> **To do**:
Check each line of the records below for the word "ΑΝΑΓΝ" and copy those where it appears.

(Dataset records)
■ ■ ■ ■
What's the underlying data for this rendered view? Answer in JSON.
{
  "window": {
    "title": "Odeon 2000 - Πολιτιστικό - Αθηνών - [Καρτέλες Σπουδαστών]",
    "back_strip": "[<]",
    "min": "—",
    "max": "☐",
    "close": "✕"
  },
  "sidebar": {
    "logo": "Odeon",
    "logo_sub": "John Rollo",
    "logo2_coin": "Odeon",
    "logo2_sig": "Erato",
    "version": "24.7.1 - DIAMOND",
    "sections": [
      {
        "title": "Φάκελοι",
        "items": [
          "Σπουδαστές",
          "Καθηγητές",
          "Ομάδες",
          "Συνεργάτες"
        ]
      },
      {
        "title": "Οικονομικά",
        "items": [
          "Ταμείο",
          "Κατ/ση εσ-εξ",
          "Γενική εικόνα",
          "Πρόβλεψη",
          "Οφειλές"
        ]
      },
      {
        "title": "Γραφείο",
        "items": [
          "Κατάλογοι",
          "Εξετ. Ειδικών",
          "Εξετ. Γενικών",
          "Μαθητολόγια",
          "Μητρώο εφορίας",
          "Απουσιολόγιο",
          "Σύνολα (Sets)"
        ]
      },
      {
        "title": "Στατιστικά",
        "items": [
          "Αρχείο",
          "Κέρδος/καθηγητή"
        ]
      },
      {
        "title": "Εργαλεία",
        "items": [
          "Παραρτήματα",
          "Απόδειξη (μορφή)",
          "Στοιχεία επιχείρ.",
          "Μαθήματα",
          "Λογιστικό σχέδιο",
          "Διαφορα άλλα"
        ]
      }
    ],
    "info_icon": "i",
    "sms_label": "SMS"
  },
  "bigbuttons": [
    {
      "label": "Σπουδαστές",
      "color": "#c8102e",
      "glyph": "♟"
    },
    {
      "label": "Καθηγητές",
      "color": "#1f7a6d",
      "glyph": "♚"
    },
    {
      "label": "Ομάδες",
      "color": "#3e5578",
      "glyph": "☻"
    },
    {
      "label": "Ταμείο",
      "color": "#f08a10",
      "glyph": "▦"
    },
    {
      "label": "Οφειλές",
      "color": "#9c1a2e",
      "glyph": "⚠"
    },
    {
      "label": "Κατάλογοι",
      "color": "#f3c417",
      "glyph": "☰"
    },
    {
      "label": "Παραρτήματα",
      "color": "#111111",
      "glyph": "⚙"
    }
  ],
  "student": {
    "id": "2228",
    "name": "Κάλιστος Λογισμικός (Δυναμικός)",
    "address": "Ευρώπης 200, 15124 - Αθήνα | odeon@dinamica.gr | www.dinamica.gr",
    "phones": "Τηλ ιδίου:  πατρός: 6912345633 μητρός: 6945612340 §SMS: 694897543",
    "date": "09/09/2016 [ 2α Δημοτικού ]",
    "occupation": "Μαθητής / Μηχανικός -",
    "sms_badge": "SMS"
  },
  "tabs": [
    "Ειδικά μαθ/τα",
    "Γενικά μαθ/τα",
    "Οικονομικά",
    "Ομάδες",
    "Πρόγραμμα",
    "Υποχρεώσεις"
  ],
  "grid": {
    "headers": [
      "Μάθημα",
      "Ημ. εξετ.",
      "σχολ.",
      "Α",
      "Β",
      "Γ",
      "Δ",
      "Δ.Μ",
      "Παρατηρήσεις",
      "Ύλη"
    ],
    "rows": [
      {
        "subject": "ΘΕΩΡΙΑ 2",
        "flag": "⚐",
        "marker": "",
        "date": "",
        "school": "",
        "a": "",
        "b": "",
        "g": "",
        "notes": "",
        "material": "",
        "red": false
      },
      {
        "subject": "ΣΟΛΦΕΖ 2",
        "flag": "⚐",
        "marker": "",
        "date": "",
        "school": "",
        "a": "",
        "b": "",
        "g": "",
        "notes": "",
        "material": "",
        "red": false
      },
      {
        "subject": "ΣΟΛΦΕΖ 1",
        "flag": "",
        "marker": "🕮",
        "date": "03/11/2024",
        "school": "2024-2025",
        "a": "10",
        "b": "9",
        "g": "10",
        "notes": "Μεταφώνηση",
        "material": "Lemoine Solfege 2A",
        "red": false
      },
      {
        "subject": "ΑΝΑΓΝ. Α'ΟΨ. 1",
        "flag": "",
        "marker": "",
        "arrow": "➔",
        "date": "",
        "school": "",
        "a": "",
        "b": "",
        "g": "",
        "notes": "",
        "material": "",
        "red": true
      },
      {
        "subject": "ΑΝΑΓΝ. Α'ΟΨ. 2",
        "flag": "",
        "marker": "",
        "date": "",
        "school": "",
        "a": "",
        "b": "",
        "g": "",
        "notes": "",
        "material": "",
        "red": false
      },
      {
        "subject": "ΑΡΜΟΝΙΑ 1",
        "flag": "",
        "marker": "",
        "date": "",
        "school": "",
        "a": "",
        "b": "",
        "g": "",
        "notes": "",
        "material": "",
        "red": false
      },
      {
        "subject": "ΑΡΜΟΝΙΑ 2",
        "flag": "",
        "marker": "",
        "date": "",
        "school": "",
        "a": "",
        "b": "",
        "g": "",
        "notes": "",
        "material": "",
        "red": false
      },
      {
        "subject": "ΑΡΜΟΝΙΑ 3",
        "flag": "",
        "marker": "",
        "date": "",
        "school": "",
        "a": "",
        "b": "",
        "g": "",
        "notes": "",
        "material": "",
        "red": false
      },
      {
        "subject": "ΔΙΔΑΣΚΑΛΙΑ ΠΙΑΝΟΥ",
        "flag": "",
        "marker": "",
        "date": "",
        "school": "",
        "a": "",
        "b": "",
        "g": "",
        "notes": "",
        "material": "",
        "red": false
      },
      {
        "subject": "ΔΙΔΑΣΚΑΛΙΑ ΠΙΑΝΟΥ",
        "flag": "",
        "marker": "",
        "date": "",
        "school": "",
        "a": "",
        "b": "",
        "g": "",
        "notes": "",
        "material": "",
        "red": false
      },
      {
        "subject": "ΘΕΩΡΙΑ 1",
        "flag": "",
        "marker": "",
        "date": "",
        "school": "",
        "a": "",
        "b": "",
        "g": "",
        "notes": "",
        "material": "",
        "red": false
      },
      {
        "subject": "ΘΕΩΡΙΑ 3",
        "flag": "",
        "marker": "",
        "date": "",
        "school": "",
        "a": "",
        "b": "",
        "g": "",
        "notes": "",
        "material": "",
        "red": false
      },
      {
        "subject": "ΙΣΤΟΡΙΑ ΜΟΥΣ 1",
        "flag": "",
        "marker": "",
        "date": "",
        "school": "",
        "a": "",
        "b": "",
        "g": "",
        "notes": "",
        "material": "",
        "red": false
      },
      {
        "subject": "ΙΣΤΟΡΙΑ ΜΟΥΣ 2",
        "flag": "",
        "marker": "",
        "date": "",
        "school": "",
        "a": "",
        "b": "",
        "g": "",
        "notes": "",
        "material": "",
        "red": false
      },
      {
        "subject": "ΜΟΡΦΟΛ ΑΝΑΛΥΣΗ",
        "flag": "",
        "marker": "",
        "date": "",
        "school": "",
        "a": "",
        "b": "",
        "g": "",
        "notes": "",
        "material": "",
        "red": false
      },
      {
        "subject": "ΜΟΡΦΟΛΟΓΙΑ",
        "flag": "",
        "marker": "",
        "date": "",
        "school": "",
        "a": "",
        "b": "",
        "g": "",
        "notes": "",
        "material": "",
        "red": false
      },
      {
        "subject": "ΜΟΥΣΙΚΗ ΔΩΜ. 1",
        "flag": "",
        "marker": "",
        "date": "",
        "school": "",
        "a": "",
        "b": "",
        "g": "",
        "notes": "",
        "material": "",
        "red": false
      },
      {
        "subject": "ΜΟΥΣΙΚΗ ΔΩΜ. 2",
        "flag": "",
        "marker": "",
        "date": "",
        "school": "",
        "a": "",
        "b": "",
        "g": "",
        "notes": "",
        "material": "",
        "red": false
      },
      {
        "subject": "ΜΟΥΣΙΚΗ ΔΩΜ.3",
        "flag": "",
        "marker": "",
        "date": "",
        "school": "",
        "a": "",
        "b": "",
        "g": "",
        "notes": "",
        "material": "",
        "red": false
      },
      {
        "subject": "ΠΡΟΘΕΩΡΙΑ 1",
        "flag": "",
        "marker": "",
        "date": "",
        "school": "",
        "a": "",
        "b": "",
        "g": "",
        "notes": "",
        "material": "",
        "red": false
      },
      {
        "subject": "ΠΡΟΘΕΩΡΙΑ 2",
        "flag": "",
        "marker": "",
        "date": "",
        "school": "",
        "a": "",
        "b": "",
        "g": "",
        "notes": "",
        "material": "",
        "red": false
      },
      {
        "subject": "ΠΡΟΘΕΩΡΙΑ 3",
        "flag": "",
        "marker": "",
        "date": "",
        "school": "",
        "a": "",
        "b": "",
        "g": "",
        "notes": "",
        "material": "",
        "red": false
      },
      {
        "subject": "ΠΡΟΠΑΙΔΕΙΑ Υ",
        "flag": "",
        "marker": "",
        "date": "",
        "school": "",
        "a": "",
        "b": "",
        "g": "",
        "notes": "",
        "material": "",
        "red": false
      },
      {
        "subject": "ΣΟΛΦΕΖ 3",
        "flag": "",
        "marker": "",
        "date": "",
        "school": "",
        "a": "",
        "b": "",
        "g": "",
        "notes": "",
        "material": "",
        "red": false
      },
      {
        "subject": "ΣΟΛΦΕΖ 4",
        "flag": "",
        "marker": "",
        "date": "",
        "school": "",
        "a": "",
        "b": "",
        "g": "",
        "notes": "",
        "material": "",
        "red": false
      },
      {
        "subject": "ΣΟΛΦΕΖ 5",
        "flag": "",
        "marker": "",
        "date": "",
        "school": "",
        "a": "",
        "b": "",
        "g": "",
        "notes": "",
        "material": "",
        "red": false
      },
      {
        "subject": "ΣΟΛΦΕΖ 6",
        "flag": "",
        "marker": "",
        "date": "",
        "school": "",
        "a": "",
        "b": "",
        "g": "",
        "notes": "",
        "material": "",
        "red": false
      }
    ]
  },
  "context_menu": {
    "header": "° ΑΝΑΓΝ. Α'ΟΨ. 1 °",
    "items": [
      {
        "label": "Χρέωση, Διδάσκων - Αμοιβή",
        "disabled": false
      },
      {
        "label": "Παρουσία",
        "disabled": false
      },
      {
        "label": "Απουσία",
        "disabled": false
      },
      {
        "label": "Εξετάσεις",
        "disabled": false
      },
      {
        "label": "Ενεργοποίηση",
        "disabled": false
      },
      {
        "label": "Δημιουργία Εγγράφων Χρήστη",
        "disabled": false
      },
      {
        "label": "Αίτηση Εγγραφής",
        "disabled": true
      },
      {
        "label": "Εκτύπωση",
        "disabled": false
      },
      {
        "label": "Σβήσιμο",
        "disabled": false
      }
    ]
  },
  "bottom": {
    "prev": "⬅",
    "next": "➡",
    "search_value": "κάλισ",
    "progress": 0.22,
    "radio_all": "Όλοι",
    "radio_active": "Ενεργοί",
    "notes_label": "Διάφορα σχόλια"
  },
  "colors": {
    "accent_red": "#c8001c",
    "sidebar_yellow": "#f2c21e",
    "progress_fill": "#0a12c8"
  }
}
■ ■ ■ ■
> **Expected answer**:
        "subject": "ΑΝΑΓΝ. Α'ΟΨ. 1",
        "subject": "ΑΝΑΓΝ. Α'ΟΨ. 2",
    "header": "° ΑΝΑΓΝ. Α'ΟΨ. 1 °",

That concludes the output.